**WHAT NEEDS TO BE DONE**
Write each entry out again exactly, with nothing omitted.

**TASK MATERIAL**
┌──

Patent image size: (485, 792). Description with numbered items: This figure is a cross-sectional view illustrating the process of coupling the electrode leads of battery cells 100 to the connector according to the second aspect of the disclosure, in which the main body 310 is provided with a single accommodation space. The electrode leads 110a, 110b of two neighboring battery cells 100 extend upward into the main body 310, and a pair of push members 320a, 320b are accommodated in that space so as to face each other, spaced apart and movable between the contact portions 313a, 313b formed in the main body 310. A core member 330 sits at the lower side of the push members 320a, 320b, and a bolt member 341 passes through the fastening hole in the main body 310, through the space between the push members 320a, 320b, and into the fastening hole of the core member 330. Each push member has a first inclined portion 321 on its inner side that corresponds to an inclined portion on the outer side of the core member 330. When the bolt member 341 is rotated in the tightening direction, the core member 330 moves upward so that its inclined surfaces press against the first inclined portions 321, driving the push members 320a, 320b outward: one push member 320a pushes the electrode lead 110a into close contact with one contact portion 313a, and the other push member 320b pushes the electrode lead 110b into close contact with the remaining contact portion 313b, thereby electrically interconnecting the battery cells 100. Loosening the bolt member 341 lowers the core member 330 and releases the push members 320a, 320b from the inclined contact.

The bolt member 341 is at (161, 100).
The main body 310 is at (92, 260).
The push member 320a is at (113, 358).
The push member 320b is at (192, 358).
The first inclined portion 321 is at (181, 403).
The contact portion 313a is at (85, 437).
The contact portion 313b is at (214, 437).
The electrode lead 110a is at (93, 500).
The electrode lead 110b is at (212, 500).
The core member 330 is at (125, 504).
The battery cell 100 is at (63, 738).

└──

**SOLUTION**
Patent image size: (485, 792). Description with numbered items: This figure is a cross-sectional view illustrating the process of coupling the electrode leads of battery cells 100 to the connector according to the second aspect of the disclosure, in which the main body 310 is provided with a single accommodation space. The electrode leads 110a, 110b of two neighboring battery cells 100 extend upward into the main body 310, and a pair of push members 320a, 320b are accommodated in that space so as to face each other, spaced apart and movable between the contact portions 313a, 313b formed in the main body 310. A core member 330 sits at the lower side of the push members 320a, 320b, and a bolt member 341 passes through the fastening hole in the main body 310, through the space between the push members 320a, 320b, and into the fastening hole of the core member 330. Each push member has a first inclined portion 321 on its inner side that corresponds to an inclined portion on the outer side of the core member 330. When the bolt member 341 is rotated in the tightening direction, the core member 330 moves upward so that its inclined surfaces press against the first inclined portions 321, driving the push members 320a, 320b outward: one push member 320a pushes the electrode lead 110a into close contact with one contact portion 313a, and the other push member 320b pushes the electrode lead 110b into close contact with the remaining contact portion 313b, thereby electrically interconnecting the battery cells 100. Loosening the bolt member 341 lowers the core member 330 and releases the push members 320a, 320b from the inclined contact.

The bolt member 341 is at (161, 100).
The main body 310 is at (92, 260).
The push member 320a is at (113, 358).
The push member 320b is at (192, 358).
The first inclined portion 321 is at (181, 403).
The contact portion 313a is at (85, 437).
The contact portion 313b is at (214, 437).
The electrode lead 110a is at (93, 500).
The electrode lead 110b is at (212, 500).
The core member 330 is at (125, 504).
The battery cell 100 is at (63, 738).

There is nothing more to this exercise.